» **Information provided**:
------------------------
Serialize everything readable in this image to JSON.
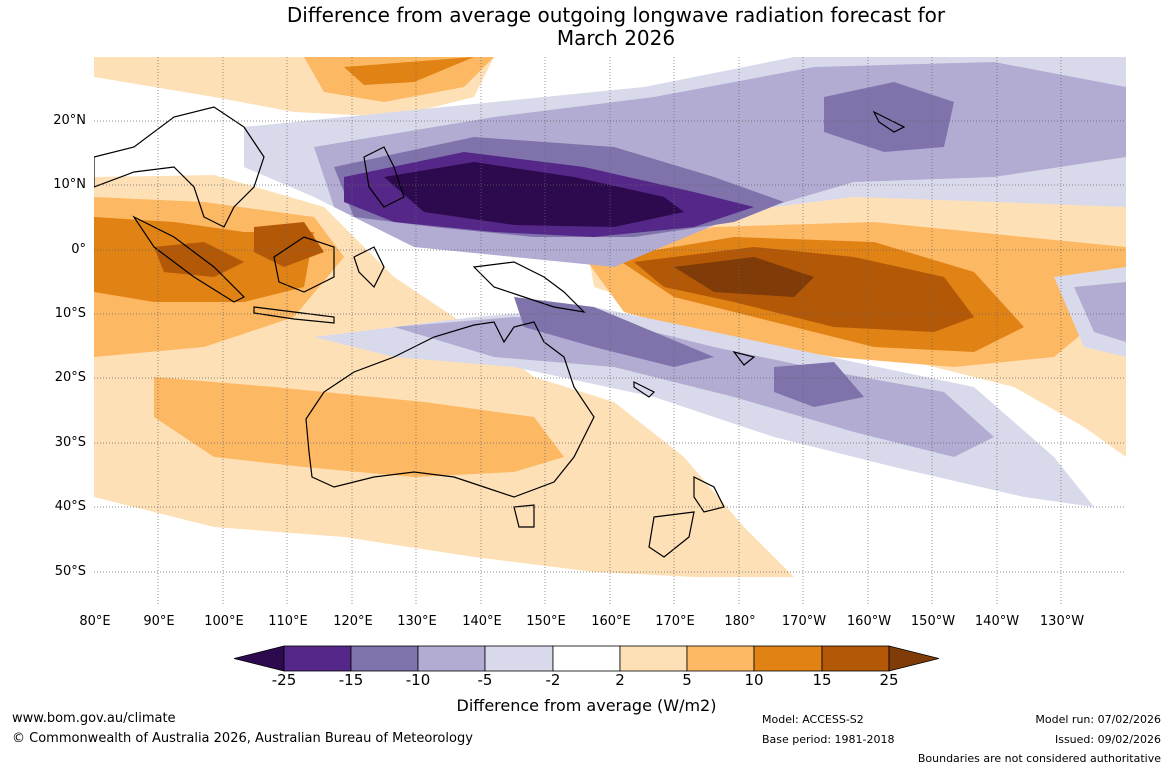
{
  "title_line1": "Difference from average outgoing longwave radiation forecast for",
  "title_line2": "March 2026",
  "map": {
    "lat_labels": [
      "20°N",
      "10°N",
      "0°",
      "10°S",
      "20°S",
      "30°S",
      "40°S",
      "50°S"
    ],
    "lon_labels": [
      "80°E",
      "90°E",
      "100°E",
      "110°E",
      "120°E",
      "130°E",
      "140°E",
      "150°E",
      "160°E",
      "170°E",
      "180°",
      "170°W",
      "160°W",
      "150°W",
      "140°W",
      "130°W"
    ],
    "region": "Indian Ocean, Maritime Continent, Australia and West/Central Pacific"
  },
  "colorbar": {
    "ticks": [
      "-25",
      "-15",
      "-10",
      "-5",
      "-2",
      "2",
      "5",
      "10",
      "15",
      "25"
    ],
    "colors": [
      "#2d0a4e",
      "#542788",
      "#8073ac",
      "#b2abd2",
      "#d8daeb",
      "#ffffff",
      "#fee0b6",
      "#fdb863",
      "#e08214",
      "#b35806",
      "#7f3b08"
    ],
    "label": "Difference from average (W/m2)"
  },
  "footer": {
    "website": "www.bom.gov.au/climate",
    "copyright": "© Commonwealth of Australia 2026, Australian Bureau of Meteorology",
    "model": "Model: ACCESS-S2",
    "base_period": "Base period: 1981-2018",
    "model_run": "Model run: 07/02/2026",
    "issued": "Issued: 09/02/2026",
    "disclaimer": "Boundaries are not considered authoritative"
  }
}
------------------------
» **Instructions for the task**:
Search the data for the word "Difference" and copy each line where it appears.

» **Complete response**:
  "title_line1": "Difference from average outgoing longwave radiation forecast for",
    "label": "Difference from average (W/m2)"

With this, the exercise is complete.